-- Data provided start --

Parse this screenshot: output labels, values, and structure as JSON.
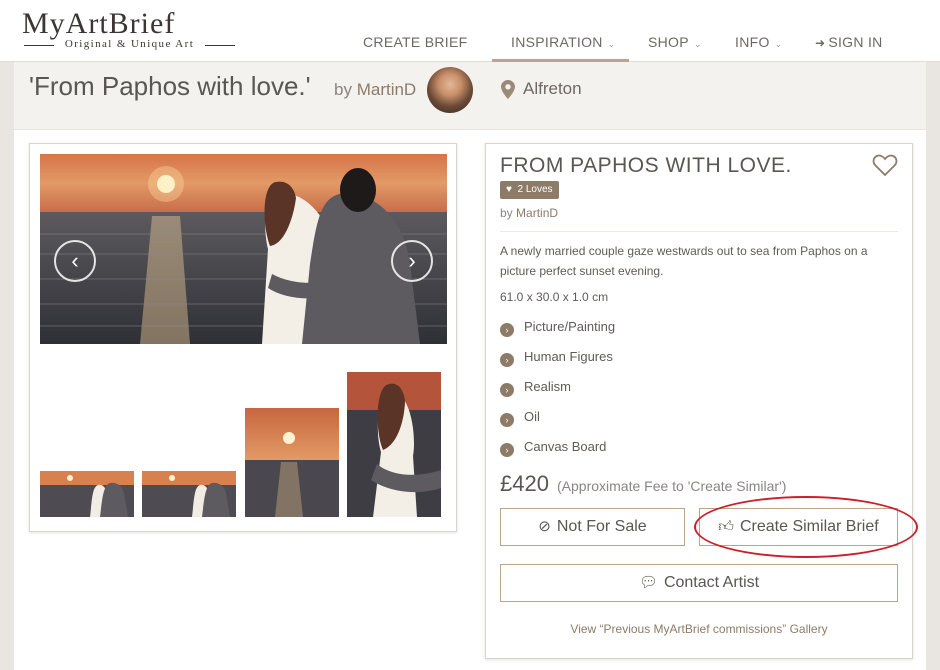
{
  "logo": {
    "main": "MyArtBrief",
    "sub": "Original & Unique Art"
  },
  "nav": {
    "items": [
      {
        "label": "CREATE BRIEF",
        "chevron": false
      },
      {
        "label": "INSPIRATION",
        "chevron": true,
        "active": true
      },
      {
        "label": "SHOP",
        "chevron": true
      },
      {
        "label": "INFO",
        "chevron": true
      },
      {
        "label": "SIGN IN",
        "icon": "sign-in-icon"
      }
    ]
  },
  "header": {
    "title": "'From Paphos with love.'",
    "by_prefix": "by",
    "artist": "MartinD",
    "location": "Alfreton"
  },
  "gallery": {
    "prev_glyph": "‹",
    "next_glyph": "›",
    "thumbnails": 4
  },
  "details": {
    "title": "FROM PAPHOS WITH LOVE.",
    "loves": "2 Loves",
    "by_prefix": "by",
    "artist": "MartinD",
    "description": "A newly married couple gaze westwards out to sea from Paphos on a picture perfect sunset evening.",
    "dimensions": "61.0 x 30.0 x 1.0 cm",
    "attributes": [
      "Picture/Painting",
      "Human Figures",
      "Realism",
      "Oil",
      "Canvas Board"
    ],
    "price": "£420",
    "price_note": "(Approximate Fee to 'Create Similar')",
    "not_for_sale": "Not For Sale",
    "create_similar": "Create Similar Brief",
    "contact": "Contact Artist",
    "gallery_link": "View “Previous MyArtBrief commissions” Gallery"
  },
  "colors": {
    "accent": "#8d7b68",
    "annotation": "#cc1f2b"
  }
}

-- Data provided end --

Exercise task:
The records above should be reproduced exactly, with no pictures included.

Task result:
Parse this screenshot: output labels, values, and structure as JSON.
{
  "logo": {
    "main": "MyArtBrief",
    "sub": "Original & Unique Art"
  },
  "nav": {
    "items": [
      {
        "label": "CREATE BRIEF",
        "chevron": false
      },
      {
        "label": "INSPIRATION",
        "chevron": true,
        "active": true
      },
      {
        "label": "SHOP",
        "chevron": true
      },
      {
        "label": "INFO",
        "chevron": true
      },
      {
        "label": "SIGN IN",
        "icon": "sign-in-icon"
      }
    ]
  },
  "header": {
    "title": "'From Paphos with love.'",
    "by_prefix": "by",
    "artist": "MartinD",
    "location": "Alfreton"
  },
  "gallery": {
    "prev_glyph": "‹",
    "next_glyph": "›",
    "thumbnails": 4
  },
  "details": {
    "title": "FROM PAPHOS WITH LOVE.",
    "loves": "2 Loves",
    "by_prefix": "by",
    "artist": "MartinD",
    "description": "A newly married couple gaze westwards out to sea from Paphos on a picture perfect sunset evening.",
    "dimensions": "61.0 x 30.0 x 1.0 cm",
    "attributes": [
      "Picture/Painting",
      "Human Figures",
      "Realism",
      "Oil",
      "Canvas Board"
    ],
    "price": "£420",
    "price_note": "(Approximate Fee to 'Create Similar')",
    "not_for_sale": "Not For Sale",
    "create_similar": "Create Similar Brief",
    "contact": "Contact Artist",
    "gallery_link": "View “Previous MyArtBrief commissions” Gallery"
  },
  "colors": {
    "accent": "#8d7b68",
    "annotation": "#cc1f2b"
  }
}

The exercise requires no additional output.